▶ _WHAT YOU WILL DO_: Copy out all of the material, matching it word for word.

═══ AVAILABLE RECORDS

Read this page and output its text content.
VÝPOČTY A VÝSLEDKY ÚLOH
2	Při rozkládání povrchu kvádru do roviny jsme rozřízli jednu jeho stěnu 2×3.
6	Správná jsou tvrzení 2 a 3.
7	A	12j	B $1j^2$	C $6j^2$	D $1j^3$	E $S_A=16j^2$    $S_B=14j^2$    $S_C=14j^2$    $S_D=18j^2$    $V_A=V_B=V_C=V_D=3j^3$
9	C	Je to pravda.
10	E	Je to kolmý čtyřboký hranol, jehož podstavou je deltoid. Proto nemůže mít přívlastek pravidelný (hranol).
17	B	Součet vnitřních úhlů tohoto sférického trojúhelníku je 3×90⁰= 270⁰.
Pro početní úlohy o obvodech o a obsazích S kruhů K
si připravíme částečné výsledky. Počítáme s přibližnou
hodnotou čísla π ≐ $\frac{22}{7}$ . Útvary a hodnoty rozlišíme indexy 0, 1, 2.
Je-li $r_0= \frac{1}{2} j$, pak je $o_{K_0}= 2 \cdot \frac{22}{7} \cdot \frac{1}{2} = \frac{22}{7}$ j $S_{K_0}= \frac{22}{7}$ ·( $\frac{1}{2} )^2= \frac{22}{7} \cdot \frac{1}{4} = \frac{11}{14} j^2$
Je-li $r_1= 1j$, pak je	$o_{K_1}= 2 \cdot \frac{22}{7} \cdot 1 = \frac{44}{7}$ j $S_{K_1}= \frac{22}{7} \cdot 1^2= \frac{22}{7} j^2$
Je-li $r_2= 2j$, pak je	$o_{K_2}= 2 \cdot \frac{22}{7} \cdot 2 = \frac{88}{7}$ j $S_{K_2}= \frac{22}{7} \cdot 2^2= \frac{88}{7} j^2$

══════

▶ _FULL RESPONSE_:
Read this page and output its text content.
VÝPOČTY A VÝSLEDKY ÚLOH
2	Při rozkládání povrchu kvádru do roviny jsme rozřízli jednu jeho stěnu 2×3.
6	Správná jsou tvrzení 2 a 3.
7	A	12j	B $1j^2$	C $6j^2$	D $1j^3$	E $S_A=16j^2$    $S_B=14j^2$    $S_C=14j^2$    $S_D=18j^2$    $V_A=V_B=V_C=V_D=3j^3$
9	C	Je to pravda.
10	E	Je to kolmý čtyřboký hranol, jehož podstavou je deltoid. Proto nemůže mít přívlastek pravidelný (hranol).
17	B	Součet vnitřních úhlů tohoto sférického trojúhelníku je 3×90⁰= 270⁰.
Pro početní úlohy o obvodech o a obsazích S kruhů K
si připravíme částečné výsledky. Počítáme s přibližnou
hodnotou čísla π ≐ $\frac{22}{7}$ . Útvary a hodnoty rozlišíme indexy 0, 1, 2.
Je-li $r_0= \frac{1}{2} j$, pak je $o_{K_0}= 2 \cdot \frac{22}{7} \cdot \frac{1}{2} = \frac{22}{7}$ j $S_{K_0}= \frac{22}{7}$ ·( $\frac{1}{2} )^2= \frac{22}{7} \cdot \frac{1}{4} = \frac{11}{14} j^2$
Je-li $r_1= 1j$, pak je	$o_{K_1}= 2 \cdot \frac{22}{7} \cdot 1 = \frac{44}{7}$ j $S_{K_1}= \frac{22}{7} \cdot 1^2= \frac{22}{7} j^2$
Je-li $r_2= 2j$, pak je	$o_{K_2}= 2 \cdot \frac{22}{7} \cdot 2 = \frac{88}{7}$ j $S_{K_2}= \frac{22}{7} \cdot 2^2= \frac{88}{7} j^2$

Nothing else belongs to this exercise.